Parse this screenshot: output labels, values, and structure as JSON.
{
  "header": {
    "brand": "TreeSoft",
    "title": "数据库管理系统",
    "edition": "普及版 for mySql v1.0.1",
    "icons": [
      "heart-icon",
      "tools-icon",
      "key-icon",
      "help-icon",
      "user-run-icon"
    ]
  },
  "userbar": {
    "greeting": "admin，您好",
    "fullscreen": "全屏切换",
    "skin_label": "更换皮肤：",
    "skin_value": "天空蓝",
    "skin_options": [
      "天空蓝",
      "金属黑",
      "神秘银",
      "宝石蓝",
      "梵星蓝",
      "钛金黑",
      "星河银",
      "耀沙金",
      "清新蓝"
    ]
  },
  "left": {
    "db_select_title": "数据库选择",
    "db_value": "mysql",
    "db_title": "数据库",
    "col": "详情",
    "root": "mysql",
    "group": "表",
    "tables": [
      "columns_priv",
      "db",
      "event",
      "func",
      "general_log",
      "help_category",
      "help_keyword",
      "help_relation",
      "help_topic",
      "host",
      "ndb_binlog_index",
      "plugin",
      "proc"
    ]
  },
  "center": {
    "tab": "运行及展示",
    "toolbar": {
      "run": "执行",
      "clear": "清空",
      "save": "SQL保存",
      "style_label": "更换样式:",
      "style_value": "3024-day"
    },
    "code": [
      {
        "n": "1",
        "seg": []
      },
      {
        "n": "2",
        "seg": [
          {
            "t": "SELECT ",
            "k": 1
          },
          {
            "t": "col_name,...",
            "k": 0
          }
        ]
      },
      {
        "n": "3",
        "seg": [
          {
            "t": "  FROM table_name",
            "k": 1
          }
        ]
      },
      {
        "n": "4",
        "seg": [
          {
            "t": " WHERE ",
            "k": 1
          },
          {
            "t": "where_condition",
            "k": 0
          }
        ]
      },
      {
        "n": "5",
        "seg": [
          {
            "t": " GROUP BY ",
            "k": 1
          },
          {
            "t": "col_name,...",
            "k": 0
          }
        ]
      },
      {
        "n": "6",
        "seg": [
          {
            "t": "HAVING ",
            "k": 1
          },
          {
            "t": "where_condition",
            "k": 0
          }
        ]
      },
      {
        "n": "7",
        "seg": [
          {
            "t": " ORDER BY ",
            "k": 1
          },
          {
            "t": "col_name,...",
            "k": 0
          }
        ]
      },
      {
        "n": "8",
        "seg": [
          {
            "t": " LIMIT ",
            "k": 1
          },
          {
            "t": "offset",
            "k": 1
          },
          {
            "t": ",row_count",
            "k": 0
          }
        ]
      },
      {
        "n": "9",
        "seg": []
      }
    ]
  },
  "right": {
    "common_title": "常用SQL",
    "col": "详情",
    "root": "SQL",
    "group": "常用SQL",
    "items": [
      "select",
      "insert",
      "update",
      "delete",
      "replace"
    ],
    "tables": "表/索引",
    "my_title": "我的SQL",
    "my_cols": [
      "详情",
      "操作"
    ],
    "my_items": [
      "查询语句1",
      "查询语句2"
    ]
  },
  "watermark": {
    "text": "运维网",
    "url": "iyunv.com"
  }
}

Exercise brief –
Reproduce the full listing word for word.

Answer to this exercise –
Parse this screenshot: output labels, values, and structure as JSON.
{
  "header": {
    "brand": "TreeSoft",
    "title": "数据库管理系统",
    "edition": "普及版 for mySql v1.0.1",
    "icons": [
      "heart-icon",
      "tools-icon",
      "key-icon",
      "help-icon",
      "user-run-icon"
    ]
  },
  "userbar": {
    "greeting": "admin，您好",
    "fullscreen": "全屏切换",
    "skin_label": "更换皮肤：",
    "skin_value": "天空蓝",
    "skin_options": [
      "天空蓝",
      "金属黑",
      "神秘银",
      "宝石蓝",
      "梵星蓝",
      "钛金黑",
      "星河银",
      "耀沙金",
      "清新蓝"
    ]
  },
  "left": {
    "db_select_title": "数据库选择",
    "db_value": "mysql",
    "db_title": "数据库",
    "col": "详情",
    "root": "mysql",
    "group": "表",
    "tables": [
      "columns_priv",
      "db",
      "event",
      "func",
      "general_log",
      "help_category",
      "help_keyword",
      "help_relation",
      "help_topic",
      "host",
      "ndb_binlog_index",
      "plugin",
      "proc"
    ]
  },
  "center": {
    "tab": "运行及展示",
    "toolbar": {
      "run": "执行",
      "clear": "清空",
      "save": "SQL保存",
      "style_label": "更换样式:",
      "style_value": "3024-day"
    },
    "code": [
      {
        "n": "1",
        "seg": []
      },
      {
        "n": "2",
        "seg": [
          {
            "t": "SELECT ",
            "k": 1
          },
          {
            "t": "col_name,...",
            "k": 0
          }
        ]
      },
      {
        "n": "3",
        "seg": [
          {
            "t": "  FROM table_name",
            "k": 1
          }
        ]
      },
      {
        "n": "4",
        "seg": [
          {
            "t": " WHERE ",
            "k": 1
          },
          {
            "t": "where_condition",
            "k": 0
          }
        ]
      },
      {
        "n": "5",
        "seg": [
          {
            "t": " GROUP BY ",
            "k": 1
          },
          {
            "t": "col_name,...",
            "k": 0
          }
        ]
      },
      {
        "n": "6",
        "seg": [
          {
            "t": "HAVING ",
            "k": 1
          },
          {
            "t": "where_condition",
            "k": 0
          }
        ]
      },
      {
        "n": "7",
        "seg": [
          {
            "t": " ORDER BY ",
            "k": 1
          },
          {
            "t": "col_name,...",
            "k": 0
          }
        ]
      },
      {
        "n": "8",
        "seg": [
          {
            "t": " LIMIT ",
            "k": 1
          },
          {
            "t": "offset",
            "k": 1
          },
          {
            "t": ",row_count",
            "k": 0
          }
        ]
      },
      {
        "n": "9",
        "seg": []
      }
    ]
  },
  "right": {
    "common_title": "常用SQL",
    "col": "详情",
    "root": "SQL",
    "group": "常用SQL",
    "items": [
      "select",
      "insert",
      "update",
      "delete",
      "replace"
    ],
    "tables": "表/索引",
    "my_title": "我的SQL",
    "my_cols": [
      "详情",
      "操作"
    ],
    "my_items": [
      "查询语句1",
      "查询语句2"
    ]
  },
  "watermark": {
    "text": "运维网",
    "url": "iyunv.com"
  }
}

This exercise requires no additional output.